*Exercise details*
Transcribe all the entries word for word, omitting any pictures they contain.

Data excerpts
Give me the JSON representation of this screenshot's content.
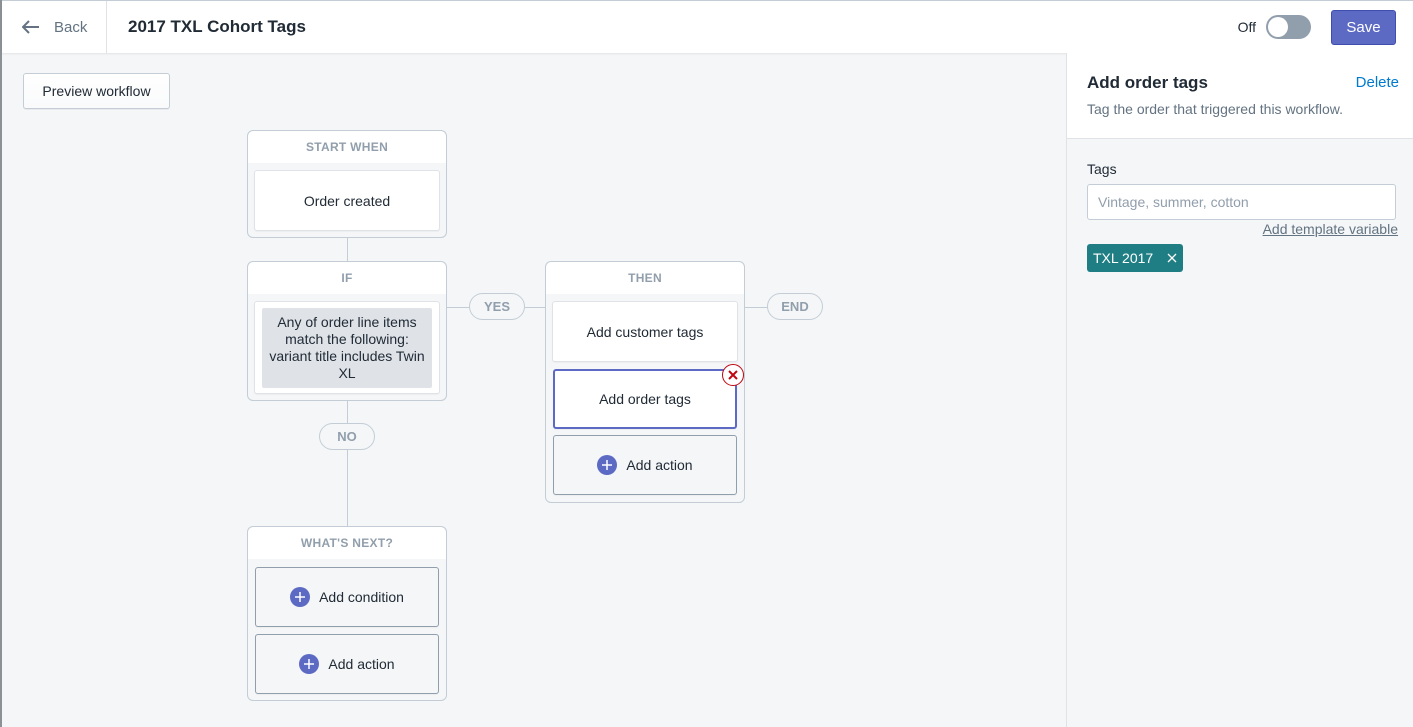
{
  "header": {
    "back_label": "Back",
    "title": "2017 TXL Cohort Tags",
    "toggle_label": "Off",
    "toggle_on": false,
    "save_label": "Save"
  },
  "canvas": {
    "preview_label": "Preview workflow",
    "start": {
      "heading": "START WHEN",
      "trigger": "Order created"
    },
    "condition": {
      "heading": "IF",
      "text": "Any of order line items match the following: variant title includes Twin XL"
    },
    "yes_label": "YES",
    "no_label": "NO",
    "end_label": "END",
    "then": {
      "heading": "THEN",
      "actions": [
        "Add customer tags",
        "Add order tags"
      ],
      "add_action_label": "Add action"
    },
    "next": {
      "heading": "WHAT'S NEXT?",
      "add_condition_label": "Add condition",
      "add_action_label": "Add action"
    }
  },
  "panel": {
    "title": "Add order tags",
    "delete_label": "Delete",
    "description": "Tag the order that triggered this workflow.",
    "tags_label": "Tags",
    "tags_placeholder": "Vintage, summer, cotton",
    "tags_value": "",
    "template_link": "Add template variable",
    "tags": [
      "TXL 2017"
    ]
  },
  "colors": {
    "accent": "#5c6ac4",
    "tag_chip": "#1f7e84",
    "link": "#007ace",
    "danger": "#bf0711"
  }
}
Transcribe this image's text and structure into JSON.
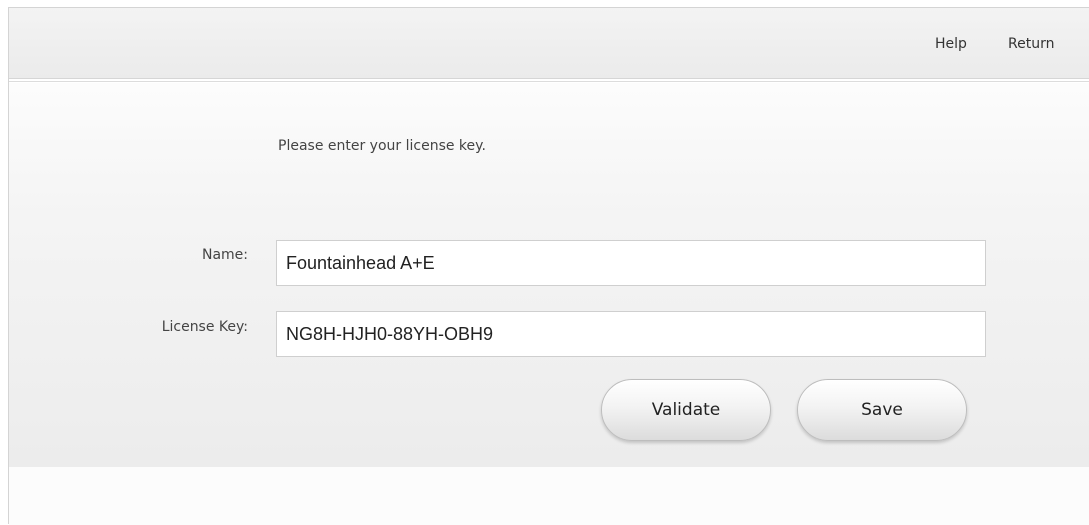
{
  "header": {
    "links": {
      "help": "Help",
      "return": "Return"
    }
  },
  "form": {
    "instruction": "Please enter your license key.",
    "name_label": "Name:",
    "name_value": "Fountainhead A+E",
    "license_key_label": "License Key:",
    "license_key_value": "NG8H-HJH0-88YH-OBH9"
  },
  "actions": {
    "validate_label": "Validate",
    "save_label": "Save"
  }
}
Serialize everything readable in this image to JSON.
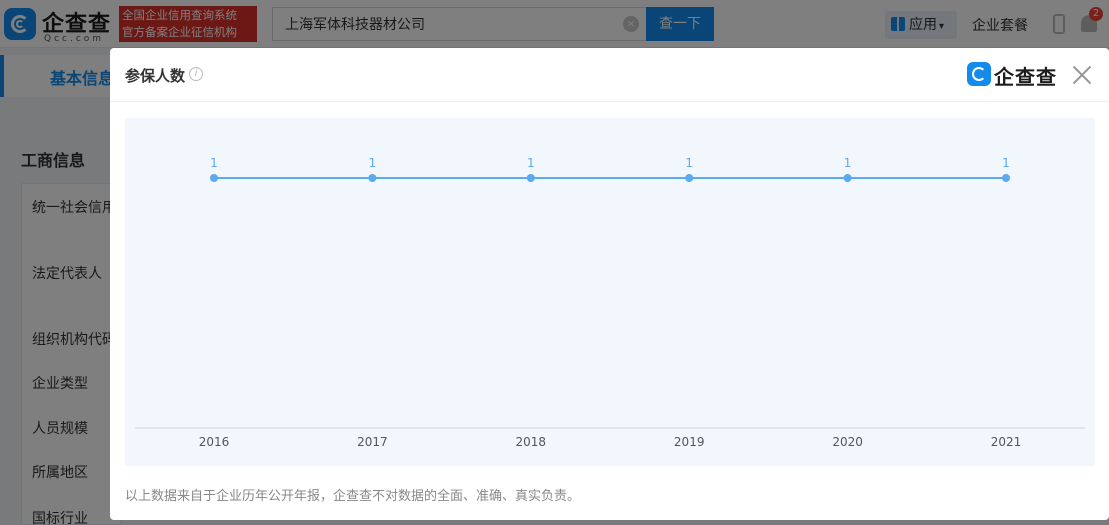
{
  "header": {
    "logo_text": "企查查",
    "logo_subtext": "Qcc.com",
    "slogan_line1": "全国企业信用查询系统",
    "slogan_line2": "官方备案企业征信机构",
    "search": {
      "value": "上海军体科技器材公司",
      "button_label": "查一下"
    },
    "apps_label": "应用",
    "suite_label": "企业套餐",
    "notification_count": "2"
  },
  "background": {
    "nav_tab": "基本信息",
    "section_title": "工商信息",
    "table_labels": [
      "统一社会信用",
      "法定代表人",
      "组织机构代码",
      "企业类型",
      "人员规模",
      "所属地区",
      "国标行业"
    ]
  },
  "modal": {
    "title": "参保人数",
    "logo_text": "企查查",
    "footnote": "以上数据来自于企业历年公开年报，企查查不对数据的全面、准确、真实负责。"
  },
  "chart_data": {
    "type": "line",
    "categories": [
      "2016",
      "2017",
      "2018",
      "2019",
      "2020",
      "2021"
    ],
    "series": [
      {
        "values": [
          1,
          1,
          1,
          1,
          1,
          1
        ]
      }
    ],
    "data_labels": true,
    "color": "#5aaaf0",
    "background": "#f2f7fd",
    "grid": false
  }
}
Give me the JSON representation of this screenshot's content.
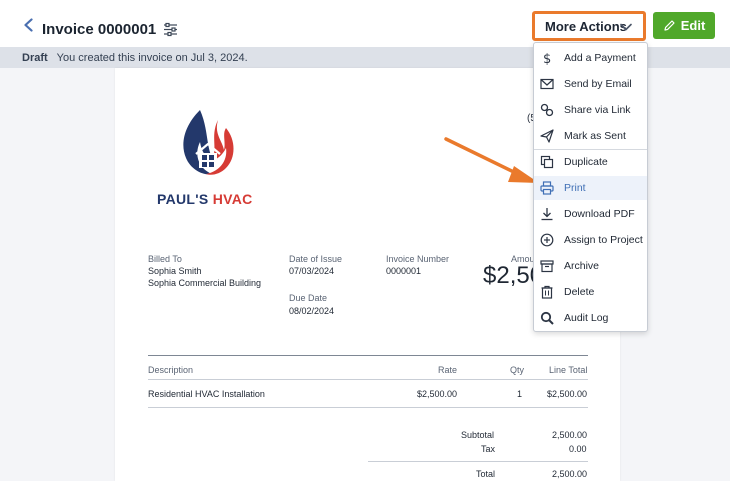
{
  "header": {
    "title": "Invoice 0000001",
    "more_actions_label": "More Actions",
    "edit_label": "Edit"
  },
  "status": {
    "badge": "Draft",
    "message": "You created this invoice on Jul 3, 2024."
  },
  "invoice": {
    "brand_first": "PAUL'S",
    "brand_second": "HVAC",
    "phone_fragment": "(5",
    "billed_to_label": "Billed To",
    "billed_to_name": "Sophia Smith",
    "billed_to_company": "Sophia Commercial Building",
    "date_of_issue_label": "Date of Issue",
    "date_of_issue": "07/03/2024",
    "due_date_label": "Due Date",
    "due_date": "08/02/2024",
    "invoice_number_label": "Invoice Number",
    "invoice_number": "0000001",
    "amount_label_fragment": "Amou",
    "amount_fragment": "$2,50",
    "table": {
      "headers": [
        "Description",
        "Rate",
        "Qty",
        "Line Total"
      ],
      "rows": [
        [
          "Residential HVAC Installation",
          "$2,500.00",
          "1",
          "$2,500.00"
        ]
      ]
    },
    "subtotal_label": "Subtotal",
    "subtotal": "2,500.00",
    "tax_label": "Tax",
    "tax": "0.00",
    "total_label": "Total",
    "total": "2,500.00"
  },
  "menu": {
    "items": [
      {
        "label": "Add a Payment",
        "icon": "dollar-icon"
      },
      {
        "label": "Send by Email",
        "icon": "envelope-icon"
      },
      {
        "label": "Share via Link",
        "icon": "link-icon"
      },
      {
        "label": "Mark as Sent",
        "icon": "send-icon"
      },
      {
        "label": "Duplicate",
        "icon": "duplicate-icon"
      },
      {
        "label": "Print",
        "icon": "printer-icon",
        "highlighted": true
      },
      {
        "label": "Download PDF",
        "icon": "download-icon"
      },
      {
        "label": "Assign to Project",
        "icon": "plus-circle-icon"
      },
      {
        "label": "Archive",
        "icon": "archive-icon"
      },
      {
        "label": "Delete",
        "icon": "trash-icon"
      },
      {
        "label": "Audit Log",
        "icon": "search-icon"
      }
    ]
  },
  "colors": {
    "highlight_border": "#ea7a2c",
    "edit_button": "#50a82a",
    "brand_navy": "#23386b",
    "brand_red": "#d63b35",
    "annotation_arrow": "#ea7a2c"
  }
}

*Result*
Give me the JSON representation of this screenshot's content.
{
  "header": {
    "back_label": "Back",
    "title": "2017 TXL Cohort Tags",
    "toggle_label": "Off",
    "toggle_on": false,
    "save_label": "Save"
  },
  "canvas": {
    "preview_label": "Preview workflow",
    "start": {
      "heading": "START WHEN",
      "trigger": "Order created"
    },
    "condition": {
      "heading": "IF",
      "text": "Any of order line items match the following: variant title includes Twin XL"
    },
    "yes_label": "YES",
    "no_label": "NO",
    "end_label": "END",
    "then": {
      "heading": "THEN",
      "actions": [
        "Add customer tags",
        "Add order tags"
      ],
      "add_action_label": "Add action"
    },
    "next": {
      "heading": "WHAT'S NEXT?",
      "add_condition_label": "Add condition",
      "add_action_label": "Add action"
    }
  },
  "panel": {
    "title": "Add order tags",
    "delete_label": "Delete",
    "description": "Tag the order that triggered this workflow.",
    "tags_label": "Tags",
    "tags_placeholder": "Vintage, summer, cotton",
    "tags_value": "",
    "template_link": "Add template variable",
    "tags": [
      "TXL 2017"
    ]
  },
  "colors": {
    "accent": "#5c6ac4",
    "tag_chip": "#1f7e84",
    "link": "#007ace",
    "danger": "#bf0711"
  }
}
Transcribe this image's text and structure into JSON.
{
  "header": {
    "links": {
      "help": "Help",
      "return": "Return"
    }
  },
  "form": {
    "instruction": "Please enter your license key.",
    "name_label": "Name:",
    "name_value": "Fountainhead A+E",
    "license_key_label": "License Key:",
    "license_key_value": "NG8H-HJH0-88YH-OBH9"
  },
  "actions": {
    "validate_label": "Validate",
    "save_label": "Save"
  }
}
Serialize everything readable in this image to JSON.
{
  "header": {
    "logo_text": "企查查",
    "logo_subtext": "Qcc.com",
    "slogan_line1": "全国企业信用查询系统",
    "slogan_line2": "官方备案企业征信机构",
    "search": {
      "value": "上海军体科技器材公司",
      "button_label": "查一下"
    },
    "apps_label": "应用",
    "suite_label": "企业套餐",
    "notification_count": "2"
  },
  "background": {
    "nav_tab": "基本信息",
    "section_title": "工商信息",
    "table_labels": [
      "统一社会信用",
      "法定代表人",
      "组织机构代码",
      "企业类型",
      "人员规模",
      "所属地区",
      "国标行业"
    ]
  },
  "modal": {
    "title": "参保人数",
    "logo_text": "企查查",
    "footnote": "以上数据来自于企业历年公开年报，企查查不对数据的全面、准确、真实负责。"
  },
  "chart_data": {
    "type": "line",
    "categories": [
      "2016",
      "2017",
      "2018",
      "2019",
      "2020",
      "2021"
    ],
    "series": [
      {
        "values": [
          1,
          1,
          1,
          1,
          1,
          1
        ]
      }
    ],
    "data_labels": true,
    "color": "#5aaaf0",
    "background": "#f2f7fd",
    "grid": false
  }
}
Give me the JSON representation of this screenshot's content.
{
  "header": {
    "title": "Invoice 0000001",
    "more_actions_label": "More Actions",
    "edit_label": "Edit"
  },
  "status": {
    "badge": "Draft",
    "message": "You created this invoice on Jul 3, 2024."
  },
  "invoice": {
    "brand_first": "PAUL'S",
    "brand_second": "HVAC",
    "phone_fragment": "(5",
    "billed_to_label": "Billed To",
    "billed_to_name": "Sophia Smith",
    "billed_to_company": "Sophia Commercial Building",
    "date_of_issue_label": "Date of Issue",
    "date_of_issue": "07/03/2024",
    "due_date_label": "Due Date",
    "due_date": "08/02/2024",
    "invoice_number_label": "Invoice Number",
    "invoice_number": "0000001",
    "amount_label_fragment": "Amou",
    "amount_fragment": "$2,50",
    "table": {
      "headers": [
        "Description",
        "Rate",
        "Qty",
        "Line Total"
      ],
      "rows": [
        [
          "Residential HVAC Installation",
          "$2,500.00",
          "1",
          "$2,500.00"
        ]
      ]
    },
    "subtotal_label": "Subtotal",
    "subtotal": "2,500.00",
    "tax_label": "Tax",
    "tax": "0.00",
    "total_label": "Total",
    "total": "2,500.00"
  },
  "menu": {
    "items": [
      {
        "label": "Add a Payment",
        "icon": "dollar-icon"
      },
      {
        "label": "Send by Email",
        "icon": "envelope-icon"
      },
      {
        "label": "Share via Link",
        "icon": "link-icon"
      },
      {
        "label": "Mark as Sent",
        "icon": "send-icon"
      },
      {
        "label": "Duplicate",
        "icon": "duplicate-icon"
      },
      {
        "label": "Print",
        "icon": "printer-icon",
        "highlighted": true
      },
      {
        "label": "Download PDF",
        "icon": "download-icon"
      },
      {
        "label": "Assign to Project",
        "icon": "plus-circle-icon"
      },
      {
        "label": "Archive",
        "icon": "archive-icon"
      },
      {
        "label": "Delete",
        "icon": "trash-icon"
      },
      {
        "label": "Audit Log",
        "icon": "search-icon"
      }
    ]
  },
  "colors": {
    "highlight_border": "#ea7a2c",
    "edit_button": "#50a82a",
    "brand_navy": "#23386b",
    "brand_red": "#d63b35",
    "annotation_arrow": "#ea7a2c"
  }
}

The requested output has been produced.